Problem statement:
Return the records that follow unaltered. Omit every picture.

** Start of Provided data **

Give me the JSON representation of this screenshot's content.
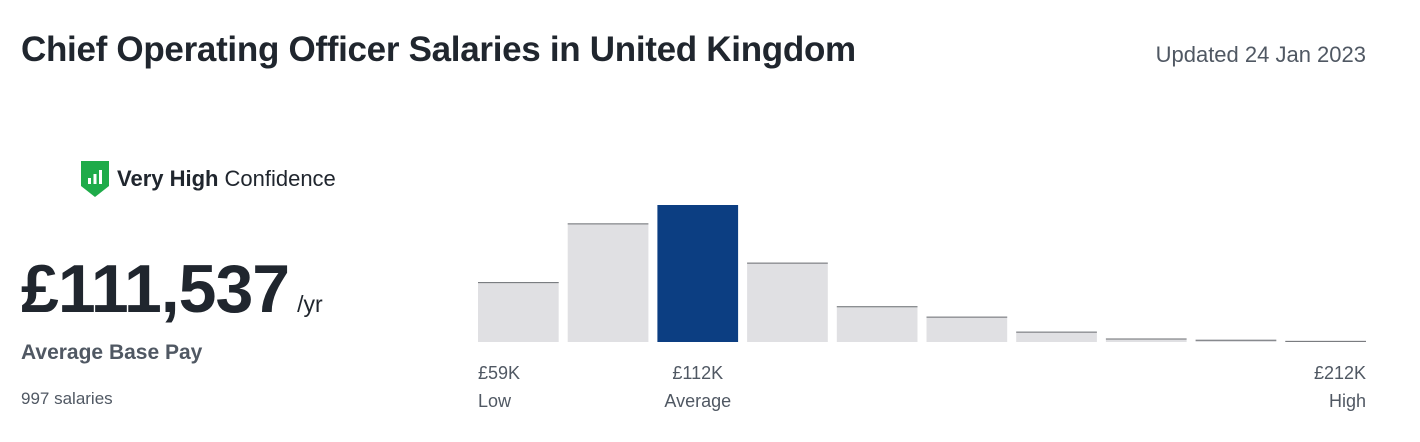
{
  "header": {
    "title": "Chief Operating Officer Salaries in United Kingdom",
    "updated": "Updated 24 Jan 2023"
  },
  "confidence": {
    "level": "Very High",
    "word": "Confidence",
    "icon": "bar-chart-shield-icon",
    "color": "#1eab49"
  },
  "pay": {
    "amount": "£111,537",
    "unit": "/yr",
    "label": "Average Base Pay",
    "salaries": "997 salaries"
  },
  "chart_data": {
    "type": "bar",
    "bins": 10,
    "values": [
      52,
      103,
      119,
      69,
      31,
      22,
      9,
      3,
      2,
      1
    ],
    "highlight_index": 2,
    "colors": {
      "bar": "#e0e0e3",
      "bar_top": "#6b6e72",
      "highlight": "#0c3e82"
    },
    "tick_labels": [
      {
        "value": "£59K",
        "label": "Low",
        "bin": 0,
        "align": "left"
      },
      {
        "value": "£112K",
        "label": "Average",
        "bin": 2,
        "align": "center"
      },
      {
        "value": "£212K",
        "label": "High",
        "bin": 9,
        "align": "right"
      }
    ]
  }
}
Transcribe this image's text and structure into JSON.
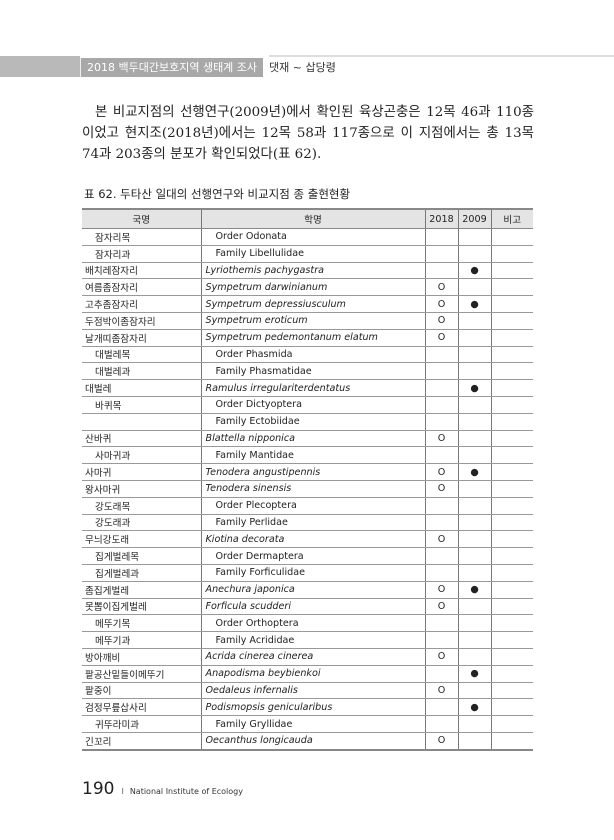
{
  "header": {
    "title": "2018 백두대간보호지역 생태계 조사",
    "section": "댓재 ~ 삽당령"
  },
  "paragraph": "본 비교지점의 선행연구(2009년)에서 확인된 육상곤충은 12목 46과 110종이었고 현지조(2018년)에서는 12목 58과 117종으로 이 지점에서는 총 13목 74과 203종의 분포가 확인되었다(표 62).",
  "table": {
    "caption": "표 62. 두타산 일대의 선행연구와 비교지점 종 출현현황",
    "headers": [
      "국명",
      "학명",
      "2018",
      "2009",
      "비고"
    ],
    "rows": [
      {
        "kn": "잠자리목",
        "sn": "Order Odonata",
        "t": 1,
        "y18": "",
        "y09": ""
      },
      {
        "kn": "잠자리과",
        "sn": "Family Libellulidae",
        "t": 1,
        "y18": "",
        "y09": ""
      },
      {
        "kn": "배치레잠자리",
        "sn": "Lyriothemis pachygastra",
        "t": 0,
        "y18": "",
        "y09": "●"
      },
      {
        "kn": "여름좀잠자리",
        "sn": "Sympetrum darwinianum",
        "t": 0,
        "y18": "O",
        "y09": ""
      },
      {
        "kn": "고추좀잠자리",
        "sn": "Sympetrum depressiusculum",
        "t": 0,
        "y18": "O",
        "y09": "●"
      },
      {
        "kn": "두점박이좀잠자리",
        "sn": "Sympetrum eroticum",
        "t": 0,
        "y18": "O",
        "y09": ""
      },
      {
        "kn": "날개띠좀잠자리",
        "sn": "Sympetrum pedemontanum elatum",
        "t": 0,
        "y18": "O",
        "y09": ""
      },
      {
        "kn": "대벌레목",
        "sn": "Order Phasmida",
        "t": 1,
        "y18": "",
        "y09": ""
      },
      {
        "kn": "대벌레과",
        "sn": "Family Phasmatidae",
        "t": 1,
        "y18": "",
        "y09": ""
      },
      {
        "kn": "대벌레",
        "sn": "Ramulus irregulariterdentatus",
        "t": 0,
        "y18": "",
        "y09": "●"
      },
      {
        "kn": "바퀴목",
        "sn": "Order Dictyoptera",
        "t": 1,
        "y18": "",
        "y09": ""
      },
      {
        "kn": "",
        "sn": "Family Ectobiidae",
        "t": 1,
        "y18": "",
        "y09": ""
      },
      {
        "kn": "산바퀴",
        "sn": "Blattella nipponica",
        "t": 0,
        "y18": "O",
        "y09": ""
      },
      {
        "kn": "사마귀과",
        "sn": "Family Mantidae",
        "t": 1,
        "y18": "",
        "y09": ""
      },
      {
        "kn": "사마귀",
        "sn": "Tenodera angustipennis",
        "t": 0,
        "y18": "O",
        "y09": "●"
      },
      {
        "kn": "왕사마귀",
        "sn": "Tenodera sinensis",
        "t": 0,
        "y18": "O",
        "y09": ""
      },
      {
        "kn": "강도래목",
        "sn": "Order Plecoptera",
        "t": 1,
        "y18": "",
        "y09": ""
      },
      {
        "kn": "강도래과",
        "sn": "Family Perlidae",
        "t": 1,
        "y18": "",
        "y09": ""
      },
      {
        "kn": "무늬강도래",
        "sn": "Kiotina decorata",
        "t": 0,
        "y18": "O",
        "y09": ""
      },
      {
        "kn": "집게벌레목",
        "sn": "Order Dermaptera",
        "t": 1,
        "y18": "",
        "y09": ""
      },
      {
        "kn": "집게벌레과",
        "sn": "Family Forficulidae",
        "t": 1,
        "y18": "",
        "y09": ""
      },
      {
        "kn": "좀집게벌레",
        "sn": "Anechura japonica",
        "t": 0,
        "y18": "O",
        "y09": "●"
      },
      {
        "kn": "못뽑이집게벌레",
        "sn": "Forficula scudderi",
        "t": 0,
        "y18": "O",
        "y09": ""
      },
      {
        "kn": "메뚜기목",
        "sn": "Order Orthoptera",
        "t": 1,
        "y18": "",
        "y09": ""
      },
      {
        "kn": "메뚜기과",
        "sn": "Family Acrididae",
        "t": 1,
        "y18": "",
        "y09": ""
      },
      {
        "kn": "방아깨비",
        "sn": "Acrida cinerea cinerea",
        "t": 0,
        "y18": "O",
        "y09": ""
      },
      {
        "kn": "팥공산밑들이메뚜기",
        "sn": "Anapodisma beybienkoi",
        "t": 0,
        "y18": "",
        "y09": "●"
      },
      {
        "kn": "팥중이",
        "sn": "Oedaleus infernalis",
        "t": 0,
        "y18": "O",
        "y09": ""
      },
      {
        "kn": "검정무릎삽사리",
        "sn": "Podismopsis genicularibus",
        "t": 0,
        "y18": "",
        "y09": "●"
      },
      {
        "kn": "귀뚜라미과",
        "sn": "Family Gryllidae",
        "t": 1,
        "y18": "",
        "y09": ""
      },
      {
        "kn": "긴꼬리",
        "sn": "Oecanthus longicauda",
        "t": 0,
        "y18": "O",
        "y09": ""
      }
    ]
  },
  "footer": {
    "page": "190",
    "separator": "I",
    "publisher": "National Institute of Ecology"
  }
}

** End of Provided data **

Written solution:
Give me the JSON representation of this screenshot's content.
{
  "header": {
    "title": "Chief Operating Officer Salaries in United Kingdom",
    "updated": "Updated 24 Jan 2023"
  },
  "confidence": {
    "level": "Very High",
    "word": "Confidence",
    "icon": "bar-chart-shield-icon",
    "color": "#1eab49"
  },
  "pay": {
    "amount": "£111,537",
    "unit": "/yr",
    "label": "Average Base Pay",
    "salaries": "997 salaries"
  },
  "chart_data": {
    "type": "bar",
    "bins": 10,
    "values": [
      52,
      103,
      119,
      69,
      31,
      22,
      9,
      3,
      2,
      1
    ],
    "highlight_index": 2,
    "colors": {
      "bar": "#e0e0e3",
      "bar_top": "#6b6e72",
      "highlight": "#0c3e82"
    },
    "tick_labels": [
      {
        "value": "£59K",
        "label": "Low",
        "bin": 0,
        "align": "left"
      },
      {
        "value": "£112K",
        "label": "Average",
        "bin": 2,
        "align": "center"
      },
      {
        "value": "£212K",
        "label": "High",
        "bin": 9,
        "align": "right"
      }
    ]
  }
}
Transcribe this image's text and structure into JSON.
{
  "header": {
    "title": "2018 백두대간보호지역 생태계 조사",
    "section": "댓재 ~ 삽당령"
  },
  "paragraph": "본 비교지점의 선행연구(2009년)에서 확인된 육상곤충은 12목 46과 110종이었고 현지조(2018년)에서는 12목 58과 117종으로 이 지점에서는 총 13목 74과 203종의 분포가 확인되었다(표 62).",
  "table": {
    "caption": "표 62. 두타산 일대의 선행연구와 비교지점 종 출현현황",
    "headers": [
      "국명",
      "학명",
      "2018",
      "2009",
      "비고"
    ],
    "rows": [
      {
        "kn": "잠자리목",
        "sn": "Order Odonata",
        "t": 1,
        "y18": "",
        "y09": ""
      },
      {
        "kn": "잠자리과",
        "sn": "Family Libellulidae",
        "t": 1,
        "y18": "",
        "y09": ""
      },
      {
        "kn": "배치레잠자리",
        "sn": "Lyriothemis pachygastra",
        "t": 0,
        "y18": "",
        "y09": "●"
      },
      {
        "kn": "여름좀잠자리",
        "sn": "Sympetrum darwinianum",
        "t": 0,
        "y18": "O",
        "y09": ""
      },
      {
        "kn": "고추좀잠자리",
        "sn": "Sympetrum depressiusculum",
        "t": 0,
        "y18": "O",
        "y09": "●"
      },
      {
        "kn": "두점박이좀잠자리",
        "sn": "Sympetrum eroticum",
        "t": 0,
        "y18": "O",
        "y09": ""
      },
      {
        "kn": "날개띠좀잠자리",
        "sn": "Sympetrum pedemontanum elatum",
        "t": 0,
        "y18": "O",
        "y09": ""
      },
      {
        "kn": "대벌레목",
        "sn": "Order Phasmida",
        "t": 1,
        "y18": "",
        "y09": ""
      },
      {
        "kn": "대벌레과",
        "sn": "Family Phasmatidae",
        "t": 1,
        "y18": "",
        "y09": ""
      },
      {
        "kn": "대벌레",
        "sn": "Ramulus irregulariterdentatus",
        "t": 0,
        "y18": "",
        "y09": "●"
      },
      {
        "kn": "바퀴목",
        "sn": "Order Dictyoptera",
        "t": 1,
        "y18": "",
        "y09": ""
      },
      {
        "kn": "",
        "sn": "Family Ectobiidae",
        "t": 1,
        "y18": "",
        "y09": ""
      },
      {
        "kn": "산바퀴",
        "sn": "Blattella nipponica",
        "t": 0,
        "y18": "O",
        "y09": ""
      },
      {
        "kn": "사마귀과",
        "sn": "Family Mantidae",
        "t": 1,
        "y18": "",
        "y09": ""
      },
      {
        "kn": "사마귀",
        "sn": "Tenodera angustipennis",
        "t": 0,
        "y18": "O",
        "y09": "●"
      },
      {
        "kn": "왕사마귀",
        "sn": "Tenodera sinensis",
        "t": 0,
        "y18": "O",
        "y09": ""
      },
      {
        "kn": "강도래목",
        "sn": "Order Plecoptera",
        "t": 1,
        "y18": "",
        "y09": ""
      },
      {
        "kn": "강도래과",
        "sn": "Family Perlidae",
        "t": 1,
        "y18": "",
        "y09": ""
      },
      {
        "kn": "무늬강도래",
        "sn": "Kiotina decorata",
        "t": 0,
        "y18": "O",
        "y09": ""
      },
      {
        "kn": "집게벌레목",
        "sn": "Order Dermaptera",
        "t": 1,
        "y18": "",
        "y09": ""
      },
      {
        "kn": "집게벌레과",
        "sn": "Family Forficulidae",
        "t": 1,
        "y18": "",
        "y09": ""
      },
      {
        "kn": "좀집게벌레",
        "sn": "Anechura japonica",
        "t": 0,
        "y18": "O",
        "y09": "●"
      },
      {
        "kn": "못뽑이집게벌레",
        "sn": "Forficula scudderi",
        "t": 0,
        "y18": "O",
        "y09": ""
      },
      {
        "kn": "메뚜기목",
        "sn": "Order Orthoptera",
        "t": 1,
        "y18": "",
        "y09": ""
      },
      {
        "kn": "메뚜기과",
        "sn": "Family Acrididae",
        "t": 1,
        "y18": "",
        "y09": ""
      },
      {
        "kn": "방아깨비",
        "sn": "Acrida cinerea cinerea",
        "t": 0,
        "y18": "O",
        "y09": ""
      },
      {
        "kn": "팥공산밑들이메뚜기",
        "sn": "Anapodisma beybienkoi",
        "t": 0,
        "y18": "",
        "y09": "●"
      },
      {
        "kn": "팥중이",
        "sn": "Oedaleus infernalis",
        "t": 0,
        "y18": "O",
        "y09": ""
      },
      {
        "kn": "검정무릎삽사리",
        "sn": "Podismopsis genicularibus",
        "t": 0,
        "y18": "",
        "y09": "●"
      },
      {
        "kn": "귀뚜라미과",
        "sn": "Family Gryllidae",
        "t": 1,
        "y18": "",
        "y09": ""
      },
      {
        "kn": "긴꼬리",
        "sn": "Oecanthus longicauda",
        "t": 0,
        "y18": "O",
        "y09": ""
      }
    ]
  },
  "footer": {
    "page": "190",
    "separator": "I",
    "publisher": "National Institute of Ecology"
  }
}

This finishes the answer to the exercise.